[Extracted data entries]
** START **

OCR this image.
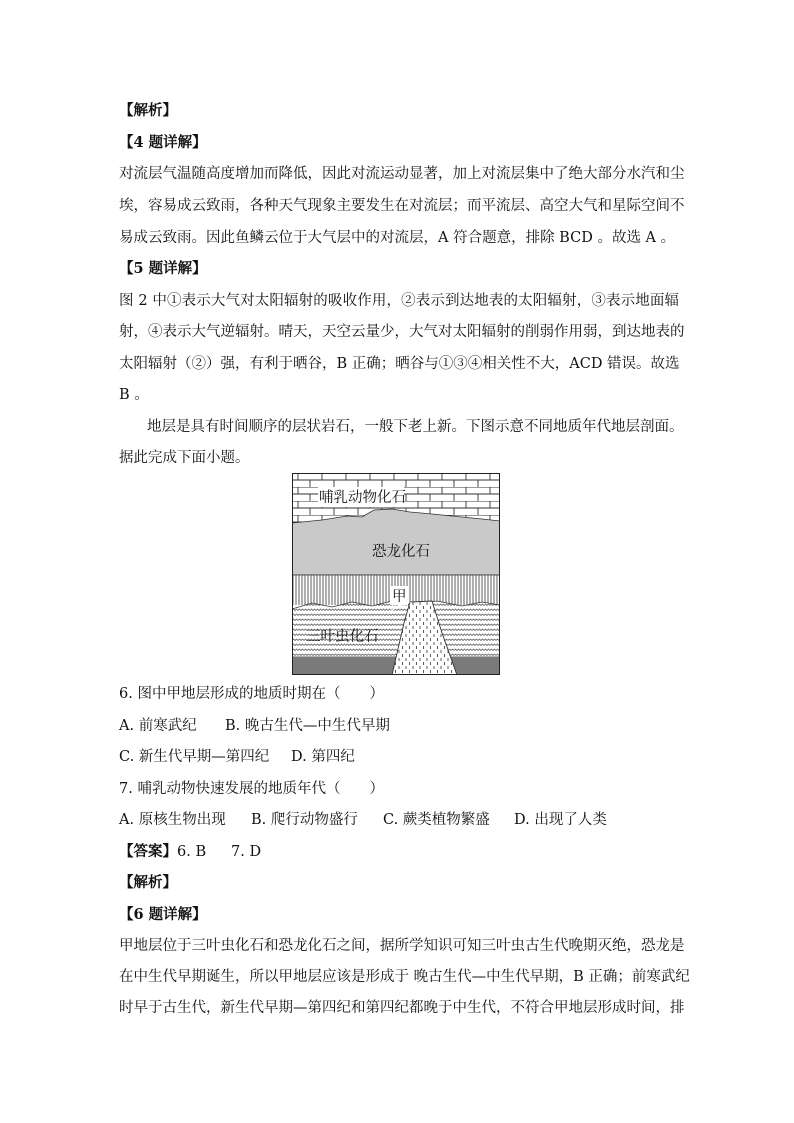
【解析】
【4 题详解】
对流层气温随高度增加而降低，因此对流运动显著，加上对流层集中了绝大部分水汽和尘
埃，容易成云致雨，各种天气现象主要发生在对流层；而平流层、高空大气和星际空间不
易成云致雨。因此鱼鳞云位于大气层中的对流层，A 符合题意，排除 BCD 。故选 A 。
【5 题详解】
图 2 中①表示大气对太阳辐射的吸收作用，②表示到达地表的太阳辐射，③表示地面辐
射，④表示大气逆辐射。晴天，天空云量少，大气对太阳辐射的削弱作用弱，到达地表的
太阳辐射（②）强，有利于晒谷，B 正确；晒谷与①③④相关性不大，ACD 错误。故选
B 。
地层是具有时间顺序的层状岩石，一般下老上新。下图示意不同地质年代地层剖面。
据此完成下面小题。
哺乳动物化石
恐龙化石
甲
三叶虫化石
6. 图中甲地层形成的地质时期在（　　）
A. 前寒武纪 B. 晚古生代—中生代早期
C. 新生代早期—第四纪 D. 第四纪
7. 哺乳动物快速发展的地质年代（　　）
A. 原核生物出现 B. 爬行动物盛行 C. 蕨类植物繁盛 D. 出现了人类
【答案】6. B 7. D
【解析】
【6 题详解】
甲地层位于三叶虫化石和恐龙化石之间，据所学知识可知三叶虫古生代晚期灭绝，恐龙是
在中生代早期诞生，所以甲地层应该是形成于 晚古生代—中生代早期，B 正确；前寒武纪
时早于古生代，新生代早期—第四纪和第四纪都晚于中生代，不符合甲地层形成时间，排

** END **

What you need to do:
Restate each entry word for word, leaving out any pictures.

Result below:
OCR this image.
【解析】
【4 题详解】
对流层气温随高度增加而降低，因此对流运动显著，加上对流层集中了绝大部分水汽和尘
埃，容易成云致雨，各种天气现象主要发生在对流层；而平流层、高空大气和星际空间不
易成云致雨。因此鱼鳞云位于大气层中的对流层，A 符合题意，排除 BCD 。故选 A 。
【5 题详解】
图 2 中①表示大气对太阳辐射的吸收作用，②表示到达地表的太阳辐射，③表示地面辐
射，④表示大气逆辐射。晴天，天空云量少，大气对太阳辐射的削弱作用弱，到达地表的
太阳辐射（②）强，有利于晒谷，B 正确；晒谷与①③④相关性不大，ACD 错误。故选
B 。
地层是具有时间顺序的层状岩石，一般下老上新。下图示意不同地质年代地层剖面。
据此完成下面小题。
哺乳动物化石
恐龙化石
甲
三叶虫化石
6. 图中甲地层形成的地质时期在（　　）
A. 前寒武纪 B. 晚古生代—中生代早期
C. 新生代早期—第四纪 D. 第四纪
7. 哺乳动物快速发展的地质年代（　　）
A. 原核生物出现 B. 爬行动物盛行 C. 蕨类植物繁盛 D. 出现了人类
【答案】6. B 7. D
【解析】
【6 题详解】
甲地层位于三叶虫化石和恐龙化石之间，据所学知识可知三叶虫古生代晚期灭绝，恐龙是
在中生代早期诞生，所以甲地层应该是形成于 晚古生代—中生代早期，B 正确；前寒武纪
时早于古生代，新生代早期—第四纪和第四纪都晚于中生代，不符合甲地层形成时间，排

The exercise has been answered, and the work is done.